▶ _What to produce_: Using the data below, copy each line that includes the word "podstawowe".

▶ _Data for this exercise_:
☆ ☆ ☆ ☆ ☆

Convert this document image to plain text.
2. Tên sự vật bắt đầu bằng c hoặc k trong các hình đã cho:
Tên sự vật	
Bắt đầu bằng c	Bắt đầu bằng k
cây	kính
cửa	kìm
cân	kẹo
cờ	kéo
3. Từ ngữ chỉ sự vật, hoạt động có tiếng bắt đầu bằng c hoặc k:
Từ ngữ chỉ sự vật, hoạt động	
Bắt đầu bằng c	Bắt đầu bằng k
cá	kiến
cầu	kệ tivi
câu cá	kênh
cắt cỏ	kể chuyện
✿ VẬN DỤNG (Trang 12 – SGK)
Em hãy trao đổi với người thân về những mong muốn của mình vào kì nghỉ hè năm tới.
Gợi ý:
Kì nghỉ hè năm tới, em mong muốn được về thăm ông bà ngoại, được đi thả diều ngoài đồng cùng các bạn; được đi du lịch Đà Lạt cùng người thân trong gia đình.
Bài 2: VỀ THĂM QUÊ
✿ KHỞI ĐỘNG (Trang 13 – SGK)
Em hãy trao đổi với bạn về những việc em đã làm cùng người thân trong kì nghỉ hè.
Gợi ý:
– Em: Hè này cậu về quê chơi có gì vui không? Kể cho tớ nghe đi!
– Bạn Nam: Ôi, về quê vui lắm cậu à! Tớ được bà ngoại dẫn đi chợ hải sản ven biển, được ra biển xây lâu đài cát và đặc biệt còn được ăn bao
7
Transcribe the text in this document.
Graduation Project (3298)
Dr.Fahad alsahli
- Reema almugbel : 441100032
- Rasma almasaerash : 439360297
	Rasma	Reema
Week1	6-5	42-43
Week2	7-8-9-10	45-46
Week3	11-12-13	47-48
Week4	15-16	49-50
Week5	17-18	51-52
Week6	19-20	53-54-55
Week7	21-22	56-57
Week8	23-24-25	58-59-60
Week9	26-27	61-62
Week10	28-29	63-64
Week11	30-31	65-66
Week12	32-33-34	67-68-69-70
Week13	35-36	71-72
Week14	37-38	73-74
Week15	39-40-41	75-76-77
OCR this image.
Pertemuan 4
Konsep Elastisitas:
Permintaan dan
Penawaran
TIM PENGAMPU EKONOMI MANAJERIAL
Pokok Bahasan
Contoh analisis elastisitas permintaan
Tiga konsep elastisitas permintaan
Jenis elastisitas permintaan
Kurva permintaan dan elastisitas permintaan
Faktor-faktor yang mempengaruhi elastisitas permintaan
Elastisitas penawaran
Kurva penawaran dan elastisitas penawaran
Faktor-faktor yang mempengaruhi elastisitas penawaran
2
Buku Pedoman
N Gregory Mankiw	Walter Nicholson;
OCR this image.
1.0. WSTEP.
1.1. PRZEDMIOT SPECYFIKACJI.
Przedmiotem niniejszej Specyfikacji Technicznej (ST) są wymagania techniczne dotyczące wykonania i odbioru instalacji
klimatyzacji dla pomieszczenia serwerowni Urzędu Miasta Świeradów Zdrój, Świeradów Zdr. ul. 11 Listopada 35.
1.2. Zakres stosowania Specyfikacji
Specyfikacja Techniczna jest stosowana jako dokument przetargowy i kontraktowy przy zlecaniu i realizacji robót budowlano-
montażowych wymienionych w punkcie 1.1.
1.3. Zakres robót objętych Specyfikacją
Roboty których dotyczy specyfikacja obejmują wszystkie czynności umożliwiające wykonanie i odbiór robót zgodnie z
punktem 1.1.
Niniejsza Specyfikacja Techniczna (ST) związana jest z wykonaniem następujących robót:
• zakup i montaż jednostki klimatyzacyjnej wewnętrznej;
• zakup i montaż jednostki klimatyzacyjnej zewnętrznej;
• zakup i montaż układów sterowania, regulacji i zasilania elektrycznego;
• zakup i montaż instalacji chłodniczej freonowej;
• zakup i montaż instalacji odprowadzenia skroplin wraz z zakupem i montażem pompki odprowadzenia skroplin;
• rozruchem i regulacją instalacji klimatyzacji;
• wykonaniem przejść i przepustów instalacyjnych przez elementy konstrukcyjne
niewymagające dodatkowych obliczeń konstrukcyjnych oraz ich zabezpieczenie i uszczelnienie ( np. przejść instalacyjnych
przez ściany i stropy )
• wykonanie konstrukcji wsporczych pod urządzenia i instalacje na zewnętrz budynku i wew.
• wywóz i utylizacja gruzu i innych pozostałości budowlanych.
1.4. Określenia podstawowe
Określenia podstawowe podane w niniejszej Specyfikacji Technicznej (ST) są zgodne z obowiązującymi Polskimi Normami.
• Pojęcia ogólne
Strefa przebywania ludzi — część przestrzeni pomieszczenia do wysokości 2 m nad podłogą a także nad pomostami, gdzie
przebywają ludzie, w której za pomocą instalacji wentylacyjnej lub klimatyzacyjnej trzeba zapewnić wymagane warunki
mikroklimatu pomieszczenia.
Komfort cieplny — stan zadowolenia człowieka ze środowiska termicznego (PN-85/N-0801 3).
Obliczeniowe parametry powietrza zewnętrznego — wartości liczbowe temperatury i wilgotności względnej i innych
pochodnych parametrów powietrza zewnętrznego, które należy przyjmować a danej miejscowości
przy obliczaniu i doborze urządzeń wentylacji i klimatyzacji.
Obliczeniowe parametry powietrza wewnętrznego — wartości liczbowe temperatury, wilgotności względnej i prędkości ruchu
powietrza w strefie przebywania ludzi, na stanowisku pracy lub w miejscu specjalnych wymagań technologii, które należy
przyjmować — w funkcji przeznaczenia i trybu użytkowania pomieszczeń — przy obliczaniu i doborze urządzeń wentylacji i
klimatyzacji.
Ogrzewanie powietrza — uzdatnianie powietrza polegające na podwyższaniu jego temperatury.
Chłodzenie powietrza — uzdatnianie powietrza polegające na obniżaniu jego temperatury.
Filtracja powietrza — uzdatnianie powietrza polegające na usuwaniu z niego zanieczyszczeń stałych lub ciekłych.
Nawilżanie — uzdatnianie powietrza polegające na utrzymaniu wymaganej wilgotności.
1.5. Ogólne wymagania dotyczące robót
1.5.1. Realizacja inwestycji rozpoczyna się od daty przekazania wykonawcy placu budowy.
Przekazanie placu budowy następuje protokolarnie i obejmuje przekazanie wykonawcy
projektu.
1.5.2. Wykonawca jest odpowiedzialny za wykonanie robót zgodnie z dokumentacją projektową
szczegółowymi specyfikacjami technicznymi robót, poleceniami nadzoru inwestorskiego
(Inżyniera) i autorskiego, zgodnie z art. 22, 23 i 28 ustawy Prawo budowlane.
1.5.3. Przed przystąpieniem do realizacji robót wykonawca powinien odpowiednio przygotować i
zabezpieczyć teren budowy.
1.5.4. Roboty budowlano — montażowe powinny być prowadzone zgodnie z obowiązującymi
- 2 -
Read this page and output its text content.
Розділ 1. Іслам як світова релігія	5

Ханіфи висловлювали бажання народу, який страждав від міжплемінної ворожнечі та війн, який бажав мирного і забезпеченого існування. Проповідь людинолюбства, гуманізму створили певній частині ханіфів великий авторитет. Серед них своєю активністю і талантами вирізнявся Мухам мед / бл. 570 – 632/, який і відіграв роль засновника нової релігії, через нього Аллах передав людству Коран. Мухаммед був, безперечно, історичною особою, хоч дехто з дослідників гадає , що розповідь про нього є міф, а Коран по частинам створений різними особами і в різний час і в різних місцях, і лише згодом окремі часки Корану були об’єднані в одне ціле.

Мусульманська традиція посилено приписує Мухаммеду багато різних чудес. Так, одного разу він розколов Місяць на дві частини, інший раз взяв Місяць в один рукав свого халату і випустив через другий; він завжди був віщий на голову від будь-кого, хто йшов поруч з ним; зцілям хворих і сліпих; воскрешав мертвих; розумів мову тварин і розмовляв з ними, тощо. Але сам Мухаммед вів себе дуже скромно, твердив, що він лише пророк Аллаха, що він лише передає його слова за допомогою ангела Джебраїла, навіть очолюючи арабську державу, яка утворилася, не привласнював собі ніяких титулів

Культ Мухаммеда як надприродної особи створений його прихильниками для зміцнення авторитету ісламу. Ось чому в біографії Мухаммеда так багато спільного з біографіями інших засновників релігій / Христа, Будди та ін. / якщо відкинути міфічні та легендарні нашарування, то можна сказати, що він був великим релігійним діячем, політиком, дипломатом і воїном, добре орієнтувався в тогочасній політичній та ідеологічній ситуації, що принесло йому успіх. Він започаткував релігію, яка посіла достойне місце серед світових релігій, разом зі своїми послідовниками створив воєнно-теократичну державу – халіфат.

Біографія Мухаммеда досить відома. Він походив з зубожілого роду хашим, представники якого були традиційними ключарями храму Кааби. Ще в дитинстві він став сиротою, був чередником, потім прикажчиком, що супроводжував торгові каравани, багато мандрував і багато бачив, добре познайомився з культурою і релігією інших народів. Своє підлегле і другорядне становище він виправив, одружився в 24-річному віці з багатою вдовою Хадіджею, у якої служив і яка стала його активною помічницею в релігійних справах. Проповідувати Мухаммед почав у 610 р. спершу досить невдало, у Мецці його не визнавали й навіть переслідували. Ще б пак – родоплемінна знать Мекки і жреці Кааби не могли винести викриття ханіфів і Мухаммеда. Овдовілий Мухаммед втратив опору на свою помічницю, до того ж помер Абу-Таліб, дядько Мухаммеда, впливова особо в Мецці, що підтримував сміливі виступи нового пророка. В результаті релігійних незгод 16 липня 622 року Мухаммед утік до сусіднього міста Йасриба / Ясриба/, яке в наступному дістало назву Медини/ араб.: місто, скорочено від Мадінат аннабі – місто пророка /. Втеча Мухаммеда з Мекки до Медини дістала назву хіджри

☆ ☆ ☆ ☆ ☆

▶ _Expected output_:
1.4. Określenia podstawowe
Określenia podstawowe podane w niniejszej Specyfikacji Technicznej (ST) są zgodne z obowiązującymi Polskimi Normami.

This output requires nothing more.